→ **GOAL**: Repeat every line below exactly as it reads.

→ **ITEMS**:
** Start **
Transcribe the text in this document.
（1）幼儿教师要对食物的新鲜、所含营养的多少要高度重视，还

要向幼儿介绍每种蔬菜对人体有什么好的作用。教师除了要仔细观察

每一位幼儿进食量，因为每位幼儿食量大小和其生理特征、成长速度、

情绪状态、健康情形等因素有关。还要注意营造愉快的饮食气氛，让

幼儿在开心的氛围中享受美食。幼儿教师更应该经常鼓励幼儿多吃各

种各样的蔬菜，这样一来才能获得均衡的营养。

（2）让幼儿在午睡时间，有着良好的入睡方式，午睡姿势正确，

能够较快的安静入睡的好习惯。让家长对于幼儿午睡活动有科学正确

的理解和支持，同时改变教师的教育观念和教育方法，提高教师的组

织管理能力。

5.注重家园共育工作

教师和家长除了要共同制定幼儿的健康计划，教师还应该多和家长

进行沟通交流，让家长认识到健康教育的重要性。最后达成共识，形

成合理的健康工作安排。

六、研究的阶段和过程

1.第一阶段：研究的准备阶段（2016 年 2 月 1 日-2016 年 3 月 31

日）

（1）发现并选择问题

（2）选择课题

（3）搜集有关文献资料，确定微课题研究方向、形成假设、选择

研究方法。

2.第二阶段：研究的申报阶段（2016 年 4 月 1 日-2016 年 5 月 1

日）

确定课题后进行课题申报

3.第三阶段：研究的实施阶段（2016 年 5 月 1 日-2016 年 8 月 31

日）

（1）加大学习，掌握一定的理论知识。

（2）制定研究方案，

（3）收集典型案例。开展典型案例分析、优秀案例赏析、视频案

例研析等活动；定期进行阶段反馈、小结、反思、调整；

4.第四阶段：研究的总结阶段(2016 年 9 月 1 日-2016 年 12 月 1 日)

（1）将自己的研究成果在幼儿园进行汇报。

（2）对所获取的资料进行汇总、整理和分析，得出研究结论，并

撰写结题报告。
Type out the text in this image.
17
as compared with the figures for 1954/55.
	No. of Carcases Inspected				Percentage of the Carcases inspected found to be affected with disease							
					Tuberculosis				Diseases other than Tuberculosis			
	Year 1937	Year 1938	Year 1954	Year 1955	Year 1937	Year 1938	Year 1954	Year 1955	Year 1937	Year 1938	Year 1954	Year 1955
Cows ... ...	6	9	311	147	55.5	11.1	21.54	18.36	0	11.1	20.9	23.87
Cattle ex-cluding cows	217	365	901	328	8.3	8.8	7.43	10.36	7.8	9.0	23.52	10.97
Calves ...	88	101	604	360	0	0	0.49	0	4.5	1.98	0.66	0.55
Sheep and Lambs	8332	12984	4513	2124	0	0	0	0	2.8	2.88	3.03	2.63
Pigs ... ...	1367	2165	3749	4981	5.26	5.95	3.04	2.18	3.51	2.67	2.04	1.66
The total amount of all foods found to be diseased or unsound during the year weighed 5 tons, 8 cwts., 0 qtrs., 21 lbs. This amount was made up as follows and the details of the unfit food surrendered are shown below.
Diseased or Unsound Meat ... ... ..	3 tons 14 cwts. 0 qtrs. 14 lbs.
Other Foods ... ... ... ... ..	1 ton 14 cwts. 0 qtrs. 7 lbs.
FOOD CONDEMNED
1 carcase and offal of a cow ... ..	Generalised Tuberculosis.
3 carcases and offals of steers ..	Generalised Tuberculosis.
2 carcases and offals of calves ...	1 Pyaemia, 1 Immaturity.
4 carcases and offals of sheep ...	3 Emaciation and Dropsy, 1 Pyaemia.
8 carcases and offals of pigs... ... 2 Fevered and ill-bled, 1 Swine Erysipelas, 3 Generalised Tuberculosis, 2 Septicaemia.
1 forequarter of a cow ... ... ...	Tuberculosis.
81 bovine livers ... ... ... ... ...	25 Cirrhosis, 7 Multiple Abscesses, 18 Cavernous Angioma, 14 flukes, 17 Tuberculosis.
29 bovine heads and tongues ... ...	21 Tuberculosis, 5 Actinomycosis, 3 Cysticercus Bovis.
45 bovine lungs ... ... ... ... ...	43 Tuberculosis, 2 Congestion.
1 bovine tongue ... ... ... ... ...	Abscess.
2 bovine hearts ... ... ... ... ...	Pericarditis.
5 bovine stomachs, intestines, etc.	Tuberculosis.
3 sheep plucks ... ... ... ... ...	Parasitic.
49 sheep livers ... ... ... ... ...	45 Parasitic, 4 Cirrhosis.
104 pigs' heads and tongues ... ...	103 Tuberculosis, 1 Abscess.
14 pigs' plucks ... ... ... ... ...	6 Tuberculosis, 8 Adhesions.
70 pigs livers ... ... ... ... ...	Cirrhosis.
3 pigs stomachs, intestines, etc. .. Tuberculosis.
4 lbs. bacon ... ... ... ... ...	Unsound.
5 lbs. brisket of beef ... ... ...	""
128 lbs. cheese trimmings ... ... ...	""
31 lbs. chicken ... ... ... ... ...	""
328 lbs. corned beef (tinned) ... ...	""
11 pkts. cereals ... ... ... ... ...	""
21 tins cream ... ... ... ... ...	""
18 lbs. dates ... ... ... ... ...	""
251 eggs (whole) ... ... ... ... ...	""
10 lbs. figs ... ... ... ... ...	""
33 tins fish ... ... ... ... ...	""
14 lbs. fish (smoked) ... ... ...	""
** End **
→ **WRITTEN REPLY**:
Transcribe the text in this document.
（1）幼儿教师要对食物的新鲜、所含营养的多少要高度重视，还

要向幼儿介绍每种蔬菜对人体有什么好的作用。教师除了要仔细观察

每一位幼儿进食量，因为每位幼儿食量大小和其生理特征、成长速度、

情绪状态、健康情形等因素有关。还要注意营造愉快的饮食气氛，让

幼儿在开心的氛围中享受美食。幼儿教师更应该经常鼓励幼儿多吃各

种各样的蔬菜，这样一来才能获得均衡的营养。

（2）让幼儿在午睡时间，有着良好的入睡方式，午睡姿势正确，

能够较快的安静入睡的好习惯。让家长对于幼儿午睡活动有科学正确

的理解和支持，同时改变教师的教育观念和教育方法，提高教师的组

织管理能力。

5.注重家园共育工作

教师和家长除了要共同制定幼儿的健康计划，教师还应该多和家长

进行沟通交流，让家长认识到健康教育的重要性。最后达成共识，形

成合理的健康工作安排。

六、研究的阶段和过程

1.第一阶段：研究的准备阶段（2016 年 2 月 1 日-2016 年 3 月 31

日）

（1）发现并选择问题

（2）选择课题

（3）搜集有关文献资料，确定微课题研究方向、形成假设、选择

研究方法。

2.第二阶段：研究的申报阶段（2016 年 4 月 1 日-2016 年 5 月 1

日）

确定课题后进行课题申报

3.第三阶段：研究的实施阶段（2016 年 5 月 1 日-2016 年 8 月 31

日）

（1）加大学习，掌握一定的理论知识。

（2）制定研究方案，

（3）收集典型案例。开展典型案例分析、优秀案例赏析、视频案

例研析等活动；定期进行阶段反馈、小结、反思、调整；

4.第四阶段：研究的总结阶段(2016 年 9 月 1 日-2016 年 12 月 1 日)

（1）将自己的研究成果在幼儿园进行汇报。

（2）对所获取的资料进行汇总、整理和分析，得出研究结论，并

撰写结题报告。
Type out the text in this image.
17
as compared with the figures for 1954/55.
	No. of Carcases Inspected				Percentage of the Carcases inspected found to be affected with disease							
					Tuberculosis				Diseases other than Tuberculosis			
	Year 1937	Year 1938	Year 1954	Year 1955	Year 1937	Year 1938	Year 1954	Year 1955	Year 1937	Year 1938	Year 1954	Year 1955
Cows ... ...	6	9	311	147	55.5	11.1	21.54	18.36	0	11.1	20.9	23.87
Cattle ex-cluding cows	217	365	901	328	8.3	8.8	7.43	10.36	7.8	9.0	23.52	10.97
Calves ...	88	101	604	360	0	0	0.49	0	4.5	1.98	0.66	0.55
Sheep and Lambs	8332	12984	4513	2124	0	0	0	0	2.8	2.88	3.03	2.63
Pigs ... ...	1367	2165	3749	4981	5.26	5.95	3.04	2.18	3.51	2.67	2.04	1.66
The total amount of all foods found to be diseased or unsound during the year weighed 5 tons, 8 cwts., 0 qtrs., 21 lbs. This amount was made up as follows and the details of the unfit food surrendered are shown below.
Diseased or Unsound Meat ... ... ..	3 tons 14 cwts. 0 qtrs. 14 lbs.
Other Foods ... ... ... ... ..	1 ton 14 cwts. 0 qtrs. 7 lbs.
FOOD CONDEMNED
1 carcase and offal of a cow ... ..	Generalised Tuberculosis.
3 carcases and offals of steers ..	Generalised Tuberculosis.
2 carcases and offals of calves ...	1 Pyaemia, 1 Immaturity.
4 carcases and offals of sheep ...	3 Emaciation and Dropsy, 1 Pyaemia.
8 carcases and offals of pigs... ... 2 Fevered and ill-bled, 1 Swine Erysipelas, 3 Generalised Tuberculosis, 2 Septicaemia.
1 forequarter of a cow ... ... ...	Tuberculosis.
81 bovine livers ... ... ... ... ...	25 Cirrhosis, 7 Multiple Abscesses, 18 Cavernous Angioma, 14 flukes, 17 Tuberculosis.
29 bovine heads and tongues ... ...	21 Tuberculosis, 5 Actinomycosis, 3 Cysticercus Bovis.
45 bovine lungs ... ... ... ... ...	43 Tuberculosis, 2 Congestion.
1 bovine tongue ... ... ... ... ...	Abscess.
2 bovine hearts ... ... ... ... ...	Pericarditis.
5 bovine stomachs, intestines, etc.	Tuberculosis.
3 sheep plucks ... ... ... ... ...	Parasitic.
49 sheep livers ... ... ... ... ...	45 Parasitic, 4 Cirrhosis.
104 pigs' heads and tongues ... ...	103 Tuberculosis, 1 Abscess.
14 pigs' plucks ... ... ... ... ...	6 Tuberculosis, 8 Adhesions.
70 pigs livers ... ... ... ... ...	Cirrhosis.
3 pigs stomachs, intestines, etc. .. Tuberculosis.
4 lbs. bacon ... ... ... ... ...	Unsound.
5 lbs. brisket of beef ... ... ...	""
128 lbs. cheese trimmings ... ... ...	""
31 lbs. chicken ... ... ... ... ...	""
328 lbs. corned beef (tinned) ... ...	""
11 pkts. cereals ... ... ... ... ...	""
21 tins cream ... ... ... ... ...	""
18 lbs. dates ... ... ... ... ...	""
251 eggs (whole) ... ... ... ... ...	""
10 lbs. figs ... ... ... ... ...	""
33 tins fish ... ... ... ... ...	""
14 lbs. fish (smoked) ... ... ...	""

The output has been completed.